(Records provided)
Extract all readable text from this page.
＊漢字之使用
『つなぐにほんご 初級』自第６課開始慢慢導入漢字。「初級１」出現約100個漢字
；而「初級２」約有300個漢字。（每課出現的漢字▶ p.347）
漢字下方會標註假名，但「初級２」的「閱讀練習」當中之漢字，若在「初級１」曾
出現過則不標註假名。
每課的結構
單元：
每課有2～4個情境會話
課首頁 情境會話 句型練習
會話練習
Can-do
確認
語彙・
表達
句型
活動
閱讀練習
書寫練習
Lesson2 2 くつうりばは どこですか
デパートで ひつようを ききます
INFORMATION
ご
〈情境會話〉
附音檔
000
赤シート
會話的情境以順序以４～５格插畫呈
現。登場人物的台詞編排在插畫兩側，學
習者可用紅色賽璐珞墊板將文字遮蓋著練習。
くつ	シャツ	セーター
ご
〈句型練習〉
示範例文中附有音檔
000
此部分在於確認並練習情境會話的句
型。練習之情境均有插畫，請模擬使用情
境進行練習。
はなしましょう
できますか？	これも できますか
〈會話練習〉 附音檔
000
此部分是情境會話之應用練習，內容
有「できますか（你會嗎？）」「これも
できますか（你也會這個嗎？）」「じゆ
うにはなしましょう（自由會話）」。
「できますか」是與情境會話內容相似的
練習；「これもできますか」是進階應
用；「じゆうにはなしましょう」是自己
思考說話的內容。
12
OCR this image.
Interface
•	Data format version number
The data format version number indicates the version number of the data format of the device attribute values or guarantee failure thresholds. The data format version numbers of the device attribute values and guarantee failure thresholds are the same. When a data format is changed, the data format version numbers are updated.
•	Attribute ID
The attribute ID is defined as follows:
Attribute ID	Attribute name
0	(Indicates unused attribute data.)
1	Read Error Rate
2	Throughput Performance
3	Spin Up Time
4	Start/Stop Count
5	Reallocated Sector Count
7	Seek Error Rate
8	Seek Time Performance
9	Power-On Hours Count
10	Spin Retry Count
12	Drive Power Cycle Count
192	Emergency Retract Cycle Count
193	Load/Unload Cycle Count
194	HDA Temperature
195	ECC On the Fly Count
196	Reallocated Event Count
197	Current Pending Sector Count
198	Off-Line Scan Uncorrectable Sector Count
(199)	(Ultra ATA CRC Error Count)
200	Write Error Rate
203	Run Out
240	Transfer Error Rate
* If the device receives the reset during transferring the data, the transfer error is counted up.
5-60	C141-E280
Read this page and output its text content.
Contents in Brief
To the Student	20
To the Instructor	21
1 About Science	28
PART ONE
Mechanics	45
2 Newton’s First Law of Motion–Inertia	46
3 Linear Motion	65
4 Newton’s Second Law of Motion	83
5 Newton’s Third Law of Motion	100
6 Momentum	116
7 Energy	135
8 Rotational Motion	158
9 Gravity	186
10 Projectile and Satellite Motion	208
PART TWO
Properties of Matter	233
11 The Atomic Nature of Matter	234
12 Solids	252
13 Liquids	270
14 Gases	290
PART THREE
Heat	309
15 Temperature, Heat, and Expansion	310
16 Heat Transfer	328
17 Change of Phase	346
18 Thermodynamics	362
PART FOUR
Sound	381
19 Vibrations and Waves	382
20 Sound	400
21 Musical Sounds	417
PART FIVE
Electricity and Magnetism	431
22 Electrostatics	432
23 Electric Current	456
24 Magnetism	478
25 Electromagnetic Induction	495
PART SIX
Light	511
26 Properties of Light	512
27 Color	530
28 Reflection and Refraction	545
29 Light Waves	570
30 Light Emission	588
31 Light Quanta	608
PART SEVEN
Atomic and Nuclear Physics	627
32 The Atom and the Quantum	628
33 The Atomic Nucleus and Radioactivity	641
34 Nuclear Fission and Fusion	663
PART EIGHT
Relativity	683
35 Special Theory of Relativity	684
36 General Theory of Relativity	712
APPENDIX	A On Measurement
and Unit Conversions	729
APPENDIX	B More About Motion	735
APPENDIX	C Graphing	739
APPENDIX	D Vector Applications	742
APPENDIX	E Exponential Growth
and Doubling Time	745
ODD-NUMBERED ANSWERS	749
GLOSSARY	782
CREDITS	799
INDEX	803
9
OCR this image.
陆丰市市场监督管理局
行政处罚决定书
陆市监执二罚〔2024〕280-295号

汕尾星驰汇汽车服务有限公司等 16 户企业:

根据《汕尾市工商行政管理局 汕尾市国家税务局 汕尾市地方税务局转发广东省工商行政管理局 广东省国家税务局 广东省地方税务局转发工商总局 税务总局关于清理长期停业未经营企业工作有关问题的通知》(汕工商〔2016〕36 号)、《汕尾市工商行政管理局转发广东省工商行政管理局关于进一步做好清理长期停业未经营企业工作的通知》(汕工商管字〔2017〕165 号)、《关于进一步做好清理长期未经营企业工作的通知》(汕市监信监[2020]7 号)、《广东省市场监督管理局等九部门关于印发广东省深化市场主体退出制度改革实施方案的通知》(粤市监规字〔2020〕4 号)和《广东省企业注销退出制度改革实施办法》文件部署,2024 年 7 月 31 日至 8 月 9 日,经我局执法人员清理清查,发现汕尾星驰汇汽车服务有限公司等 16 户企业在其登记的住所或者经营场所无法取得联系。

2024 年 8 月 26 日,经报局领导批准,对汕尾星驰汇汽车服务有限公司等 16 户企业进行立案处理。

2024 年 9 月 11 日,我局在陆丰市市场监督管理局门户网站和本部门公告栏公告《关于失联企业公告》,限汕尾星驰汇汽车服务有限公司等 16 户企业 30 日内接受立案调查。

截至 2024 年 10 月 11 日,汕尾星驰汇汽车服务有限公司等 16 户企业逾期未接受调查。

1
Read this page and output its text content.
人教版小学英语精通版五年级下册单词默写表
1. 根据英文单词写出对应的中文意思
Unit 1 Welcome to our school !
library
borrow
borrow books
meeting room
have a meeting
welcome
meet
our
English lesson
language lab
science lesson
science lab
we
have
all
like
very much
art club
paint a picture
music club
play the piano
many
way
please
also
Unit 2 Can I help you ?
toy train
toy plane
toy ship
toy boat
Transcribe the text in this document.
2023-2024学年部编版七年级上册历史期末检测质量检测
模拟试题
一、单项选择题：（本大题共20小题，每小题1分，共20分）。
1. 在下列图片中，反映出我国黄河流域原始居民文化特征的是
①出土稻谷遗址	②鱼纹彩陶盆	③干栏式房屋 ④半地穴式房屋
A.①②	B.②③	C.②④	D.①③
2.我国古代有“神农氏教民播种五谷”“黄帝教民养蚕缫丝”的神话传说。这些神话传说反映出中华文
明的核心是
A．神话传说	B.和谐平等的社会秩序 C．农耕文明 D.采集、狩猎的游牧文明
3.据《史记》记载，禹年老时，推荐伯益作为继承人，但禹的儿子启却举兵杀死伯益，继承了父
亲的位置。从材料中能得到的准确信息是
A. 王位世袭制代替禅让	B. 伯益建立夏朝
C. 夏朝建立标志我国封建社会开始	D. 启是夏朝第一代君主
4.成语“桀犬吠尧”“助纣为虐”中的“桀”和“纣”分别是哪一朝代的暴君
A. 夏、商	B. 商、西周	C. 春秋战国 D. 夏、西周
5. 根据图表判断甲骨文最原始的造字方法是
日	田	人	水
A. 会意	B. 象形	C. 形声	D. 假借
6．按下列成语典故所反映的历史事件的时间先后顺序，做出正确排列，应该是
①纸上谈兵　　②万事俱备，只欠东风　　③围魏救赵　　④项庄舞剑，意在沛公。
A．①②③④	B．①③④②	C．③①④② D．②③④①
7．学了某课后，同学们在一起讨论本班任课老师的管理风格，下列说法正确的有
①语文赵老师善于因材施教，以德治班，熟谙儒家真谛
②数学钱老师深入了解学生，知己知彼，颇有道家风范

(Stated exercise) Every line containing the string "text" must be listed.

(Final answer)
Extract all readable text from this page.
Read this page and output its text content.
Read this page and output its text content.
Transcribe the text in this document.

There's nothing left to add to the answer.